===== Dataset records =====

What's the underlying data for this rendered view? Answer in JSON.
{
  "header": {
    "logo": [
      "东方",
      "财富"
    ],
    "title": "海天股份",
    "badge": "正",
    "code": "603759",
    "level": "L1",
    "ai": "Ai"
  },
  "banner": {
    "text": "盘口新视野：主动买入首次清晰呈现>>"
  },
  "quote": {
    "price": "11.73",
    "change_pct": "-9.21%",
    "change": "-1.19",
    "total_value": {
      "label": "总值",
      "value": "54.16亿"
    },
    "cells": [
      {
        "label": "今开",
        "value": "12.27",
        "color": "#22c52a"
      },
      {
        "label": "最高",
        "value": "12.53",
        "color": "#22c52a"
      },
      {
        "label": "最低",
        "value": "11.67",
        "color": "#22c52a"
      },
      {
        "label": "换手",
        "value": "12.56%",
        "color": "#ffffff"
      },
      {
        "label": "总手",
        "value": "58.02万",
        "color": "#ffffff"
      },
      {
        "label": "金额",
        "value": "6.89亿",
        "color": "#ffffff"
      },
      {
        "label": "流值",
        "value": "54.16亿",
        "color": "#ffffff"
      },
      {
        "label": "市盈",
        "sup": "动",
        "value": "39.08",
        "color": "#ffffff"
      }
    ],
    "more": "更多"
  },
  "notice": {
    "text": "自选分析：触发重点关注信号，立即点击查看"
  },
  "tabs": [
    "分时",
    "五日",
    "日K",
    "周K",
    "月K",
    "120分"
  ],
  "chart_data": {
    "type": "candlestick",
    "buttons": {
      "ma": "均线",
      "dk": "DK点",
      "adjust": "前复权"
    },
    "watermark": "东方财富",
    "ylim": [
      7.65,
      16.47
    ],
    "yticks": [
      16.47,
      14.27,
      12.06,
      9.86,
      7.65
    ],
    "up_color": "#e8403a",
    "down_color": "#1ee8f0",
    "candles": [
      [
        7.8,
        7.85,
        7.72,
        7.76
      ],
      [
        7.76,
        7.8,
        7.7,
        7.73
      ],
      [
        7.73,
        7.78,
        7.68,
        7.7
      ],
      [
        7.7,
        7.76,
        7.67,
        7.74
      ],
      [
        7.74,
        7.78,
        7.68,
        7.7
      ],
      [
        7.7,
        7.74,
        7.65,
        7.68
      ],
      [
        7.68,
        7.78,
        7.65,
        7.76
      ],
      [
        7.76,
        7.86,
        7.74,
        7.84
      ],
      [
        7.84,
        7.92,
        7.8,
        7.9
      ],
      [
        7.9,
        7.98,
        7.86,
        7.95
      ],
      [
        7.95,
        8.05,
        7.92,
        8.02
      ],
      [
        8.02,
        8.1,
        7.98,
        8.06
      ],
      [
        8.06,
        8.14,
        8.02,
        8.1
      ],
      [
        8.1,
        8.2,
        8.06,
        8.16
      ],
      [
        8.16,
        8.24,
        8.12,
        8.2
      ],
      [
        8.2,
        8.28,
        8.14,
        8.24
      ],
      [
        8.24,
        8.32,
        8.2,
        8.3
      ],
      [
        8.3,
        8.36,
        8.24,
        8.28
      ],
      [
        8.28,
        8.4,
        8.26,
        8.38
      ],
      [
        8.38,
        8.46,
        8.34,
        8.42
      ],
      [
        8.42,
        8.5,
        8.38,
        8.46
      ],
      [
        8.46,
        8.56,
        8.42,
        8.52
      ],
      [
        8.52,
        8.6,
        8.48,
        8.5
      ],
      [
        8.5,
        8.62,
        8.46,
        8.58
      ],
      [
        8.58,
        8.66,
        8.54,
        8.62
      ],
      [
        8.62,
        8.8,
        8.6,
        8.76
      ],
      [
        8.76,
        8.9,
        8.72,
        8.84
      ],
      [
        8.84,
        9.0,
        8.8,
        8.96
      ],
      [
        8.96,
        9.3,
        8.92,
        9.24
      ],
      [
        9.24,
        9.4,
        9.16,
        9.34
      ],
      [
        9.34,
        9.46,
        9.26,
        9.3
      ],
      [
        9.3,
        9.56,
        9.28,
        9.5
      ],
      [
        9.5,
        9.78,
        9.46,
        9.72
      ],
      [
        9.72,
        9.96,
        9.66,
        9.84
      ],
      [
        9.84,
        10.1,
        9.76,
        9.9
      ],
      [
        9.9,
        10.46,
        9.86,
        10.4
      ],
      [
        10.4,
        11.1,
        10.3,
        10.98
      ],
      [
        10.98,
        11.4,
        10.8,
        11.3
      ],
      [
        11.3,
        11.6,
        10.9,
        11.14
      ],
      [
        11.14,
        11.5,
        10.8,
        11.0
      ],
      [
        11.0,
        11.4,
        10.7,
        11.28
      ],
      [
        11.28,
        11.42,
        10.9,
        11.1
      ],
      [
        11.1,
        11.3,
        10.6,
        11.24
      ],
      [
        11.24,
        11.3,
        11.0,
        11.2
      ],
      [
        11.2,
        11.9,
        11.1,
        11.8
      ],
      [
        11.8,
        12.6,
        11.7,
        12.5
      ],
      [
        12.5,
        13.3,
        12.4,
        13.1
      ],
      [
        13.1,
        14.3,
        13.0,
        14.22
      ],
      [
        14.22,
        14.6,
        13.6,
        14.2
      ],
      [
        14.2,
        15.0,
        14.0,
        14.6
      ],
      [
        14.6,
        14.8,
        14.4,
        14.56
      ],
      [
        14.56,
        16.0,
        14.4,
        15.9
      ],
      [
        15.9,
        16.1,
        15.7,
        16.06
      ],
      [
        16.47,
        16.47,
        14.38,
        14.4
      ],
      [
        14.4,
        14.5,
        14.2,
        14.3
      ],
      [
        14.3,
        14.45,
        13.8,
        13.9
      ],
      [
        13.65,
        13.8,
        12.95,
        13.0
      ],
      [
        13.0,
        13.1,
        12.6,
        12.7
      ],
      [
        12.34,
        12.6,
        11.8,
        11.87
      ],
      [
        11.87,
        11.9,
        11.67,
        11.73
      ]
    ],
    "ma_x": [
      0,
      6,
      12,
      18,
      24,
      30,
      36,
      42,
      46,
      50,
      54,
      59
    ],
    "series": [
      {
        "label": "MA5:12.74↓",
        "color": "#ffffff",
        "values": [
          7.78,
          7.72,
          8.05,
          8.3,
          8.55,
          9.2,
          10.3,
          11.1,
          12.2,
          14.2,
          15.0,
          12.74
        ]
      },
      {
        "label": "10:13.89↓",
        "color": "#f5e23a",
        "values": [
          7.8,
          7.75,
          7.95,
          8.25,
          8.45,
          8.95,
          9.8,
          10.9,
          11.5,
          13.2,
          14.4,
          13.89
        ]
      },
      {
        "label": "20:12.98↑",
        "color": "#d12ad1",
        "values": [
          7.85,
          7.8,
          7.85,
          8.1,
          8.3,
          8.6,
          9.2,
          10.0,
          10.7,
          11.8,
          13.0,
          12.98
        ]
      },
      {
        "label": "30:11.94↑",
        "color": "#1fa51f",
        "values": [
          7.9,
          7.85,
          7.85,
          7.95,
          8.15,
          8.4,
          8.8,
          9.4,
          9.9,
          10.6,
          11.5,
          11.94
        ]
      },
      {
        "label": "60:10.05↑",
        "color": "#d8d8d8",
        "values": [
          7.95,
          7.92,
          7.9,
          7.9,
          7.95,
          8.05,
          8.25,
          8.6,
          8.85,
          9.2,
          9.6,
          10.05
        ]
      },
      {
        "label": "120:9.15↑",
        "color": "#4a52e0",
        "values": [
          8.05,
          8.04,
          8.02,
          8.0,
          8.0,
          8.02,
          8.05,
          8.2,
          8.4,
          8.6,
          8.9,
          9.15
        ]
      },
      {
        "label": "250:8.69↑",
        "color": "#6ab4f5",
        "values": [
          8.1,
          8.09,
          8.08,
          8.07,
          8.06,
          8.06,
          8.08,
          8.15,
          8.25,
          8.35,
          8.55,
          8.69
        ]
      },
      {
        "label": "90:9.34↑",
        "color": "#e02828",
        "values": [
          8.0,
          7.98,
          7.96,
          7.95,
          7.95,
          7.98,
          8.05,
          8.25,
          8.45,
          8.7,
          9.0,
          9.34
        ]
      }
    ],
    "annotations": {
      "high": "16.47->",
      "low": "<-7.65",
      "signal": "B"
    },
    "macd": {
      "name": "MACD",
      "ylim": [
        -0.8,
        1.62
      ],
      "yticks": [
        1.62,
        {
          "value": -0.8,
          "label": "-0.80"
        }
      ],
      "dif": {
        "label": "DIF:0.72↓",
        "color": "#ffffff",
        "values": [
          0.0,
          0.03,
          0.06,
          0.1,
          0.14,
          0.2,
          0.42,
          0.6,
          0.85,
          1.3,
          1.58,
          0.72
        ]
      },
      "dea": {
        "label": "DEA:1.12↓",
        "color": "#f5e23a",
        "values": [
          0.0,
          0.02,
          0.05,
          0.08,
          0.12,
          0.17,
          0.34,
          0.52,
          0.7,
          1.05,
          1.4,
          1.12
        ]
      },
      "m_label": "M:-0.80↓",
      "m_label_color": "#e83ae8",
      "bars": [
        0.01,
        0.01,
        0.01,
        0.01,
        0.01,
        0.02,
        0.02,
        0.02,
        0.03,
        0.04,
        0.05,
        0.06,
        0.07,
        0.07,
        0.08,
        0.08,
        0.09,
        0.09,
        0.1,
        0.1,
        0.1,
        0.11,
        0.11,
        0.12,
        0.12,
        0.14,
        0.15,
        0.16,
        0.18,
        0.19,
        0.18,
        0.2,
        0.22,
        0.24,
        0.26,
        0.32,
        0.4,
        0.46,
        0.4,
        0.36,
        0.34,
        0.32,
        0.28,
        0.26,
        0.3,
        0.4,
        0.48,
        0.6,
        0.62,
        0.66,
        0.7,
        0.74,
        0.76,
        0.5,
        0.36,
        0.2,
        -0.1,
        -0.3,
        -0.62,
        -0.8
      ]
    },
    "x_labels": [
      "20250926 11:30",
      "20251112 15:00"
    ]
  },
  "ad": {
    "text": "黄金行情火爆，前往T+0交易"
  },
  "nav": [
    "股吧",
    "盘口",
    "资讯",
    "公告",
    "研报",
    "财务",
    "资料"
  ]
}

=====

* Your goal *
Copy every line in the records above that contains the word "text".

* Finished exercise *
    "text": "盘口新视野：主动买入首次清晰呈现>>"
    "text": "自选分析：触发重点关注信号，立即点击查看"
    "text": "黄金行情火爆，前往T+0交易"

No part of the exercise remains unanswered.